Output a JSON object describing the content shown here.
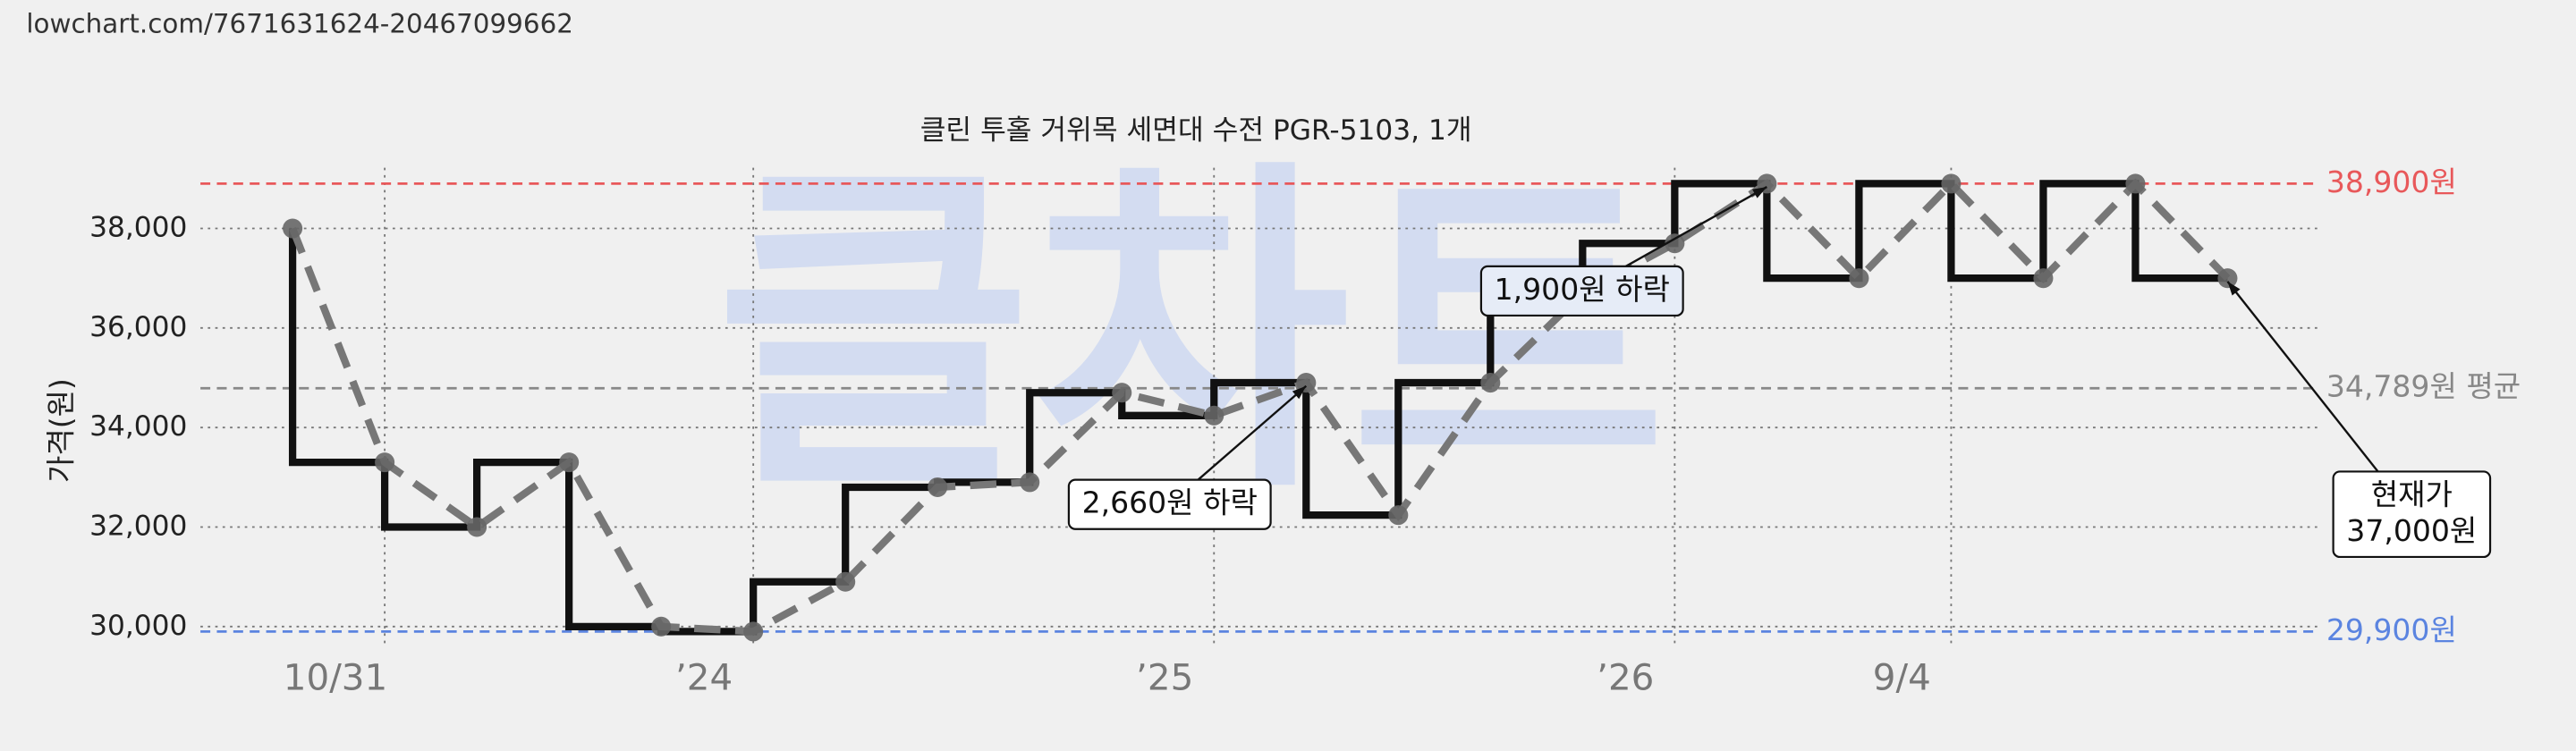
{
  "source": "lowchart.com/7671631624-20467099662",
  "watermark": "클차트",
  "chart_data": {
    "type": "line",
    "title": "클린 투홀 거위목 세면대 수전 PGR-5103, 1개",
    "y_label": "가격(원)",
    "x": [
      0,
      1,
      2,
      3,
      4,
      5,
      6,
      7,
      8,
      9,
      10,
      11,
      12,
      13,
      14,
      15,
      16,
      17,
      18,
      19,
      20,
      21
    ],
    "series": [
      {
        "color": "#111111",
        "style": "step",
        "values": [
          38000,
          33300,
          32000,
          33300,
          30000,
          29900,
          30900,
          32800,
          32900,
          34700,
          34240,
          34900,
          32240,
          34900,
          36700,
          37700,
          38900,
          37000,
          38900,
          37000,
          38900,
          37000
        ]
      },
      {
        "color": "#777777",
        "style": "dashed",
        "values": [
          38000,
          33300,
          32000,
          33300,
          30000,
          29900,
          30900,
          32800,
          32900,
          34700,
          34240,
          34900,
          32240,
          34900,
          36700,
          37700,
          38900,
          37000,
          38900,
          37000,
          38900,
          37000
        ]
      }
    ],
    "xlim": [
      -1,
      22
    ],
    "xticks": [
      {
        "value": 1,
        "label": "10/31"
      },
      {
        "value": 5,
        "label": "’24"
      },
      {
        "value": 10,
        "label": "’25"
      },
      {
        "value": 15,
        "label": "’26"
      },
      {
        "value": 18,
        "label": "9/4"
      }
    ],
    "ylim": [
      29650,
      39450
    ],
    "yticks": [
      {
        "value": 30000,
        "label": "30,000"
      },
      {
        "value": 32000,
        "label": "32,000"
      },
      {
        "value": 34000,
        "label": "34,000"
      },
      {
        "value": 36000,
        "label": "36,000"
      },
      {
        "value": 38000,
        "label": "38,000"
      }
    ],
    "grid": true,
    "reference_lines": [
      {
        "value": 38900,
        "label": "38,900원",
        "color": "#e8585a"
      },
      {
        "value": 34789,
        "label": "34,789원 평균",
        "color": "#888888"
      },
      {
        "value": 29900,
        "label": "29,900원",
        "color": "#5b84e0"
      }
    ],
    "annotations": [
      {
        "lines": [
          "1,900원 하락"
        ],
        "fill": "#e6ecf7"
      },
      {
        "lines": [
          "2,660원 하락"
        ],
        "fill": "#ffffff"
      },
      {
        "lines": [
          "현재가",
          "37,000원"
        ],
        "fill": "#ffffff"
      }
    ]
  }
}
---
Instruction: Set down the material above as is, without any pictures.

Written answer:
Output a JSON object describing the content shown here.
{
  "source": "lowchart.com/7671631624-20467099662",
  "watermark": "클차트",
  "chart_data": {
    "type": "line",
    "title": "클린 투홀 거위목 세면대 수전 PGR-5103, 1개",
    "y_label": "가격(원)",
    "x": [
      0,
      1,
      2,
      3,
      4,
      5,
      6,
      7,
      8,
      9,
      10,
      11,
      12,
      13,
      14,
      15,
      16,
      17,
      18,
      19,
      20,
      21
    ],
    "series": [
      {
        "color": "#111111",
        "style": "step",
        "values": [
          38000,
          33300,
          32000,
          33300,
          30000,
          29900,
          30900,
          32800,
          32900,
          34700,
          34240,
          34900,
          32240,
          34900,
          36700,
          37700,
          38900,
          37000,
          38900,
          37000,
          38900,
          37000
        ]
      },
      {
        "color": "#777777",
        "style": "dashed",
        "values": [
          38000,
          33300,
          32000,
          33300,
          30000,
          29900,
          30900,
          32800,
          32900,
          34700,
          34240,
          34900,
          32240,
          34900,
          36700,
          37700,
          38900,
          37000,
          38900,
          37000,
          38900,
          37000
        ]
      }
    ],
    "xlim": [
      -1,
      22
    ],
    "xticks": [
      {
        "value": 1,
        "label": "10/31"
      },
      {
        "value": 5,
        "label": "’24"
      },
      {
        "value": 10,
        "label": "’25"
      },
      {
        "value": 15,
        "label": "’26"
      },
      {
        "value": 18,
        "label": "9/4"
      }
    ],
    "ylim": [
      29650,
      39450
    ],
    "yticks": [
      {
        "value": 30000,
        "label": "30,000"
      },
      {
        "value": 32000,
        "label": "32,000"
      },
      {
        "value": 34000,
        "label": "34,000"
      },
      {
        "value": 36000,
        "label": "36,000"
      },
      {
        "value": 38000,
        "label": "38,000"
      }
    ],
    "grid": true,
    "reference_lines": [
      {
        "value": 38900,
        "label": "38,900원",
        "color": "#e8585a"
      },
      {
        "value": 34789,
        "label": "34,789원 평균",
        "color": "#888888"
      },
      {
        "value": 29900,
        "label": "29,900원",
        "color": "#5b84e0"
      }
    ],
    "annotations": [
      {
        "lines": [
          "1,900원 하락"
        ],
        "fill": "#e6ecf7"
      },
      {
        "lines": [
          "2,660원 하락"
        ],
        "fill": "#ffffff"
      },
      {
        "lines": [
          "현재가",
          "37,000원"
        ],
        "fill": "#ffffff"
      }
    ]
  }
}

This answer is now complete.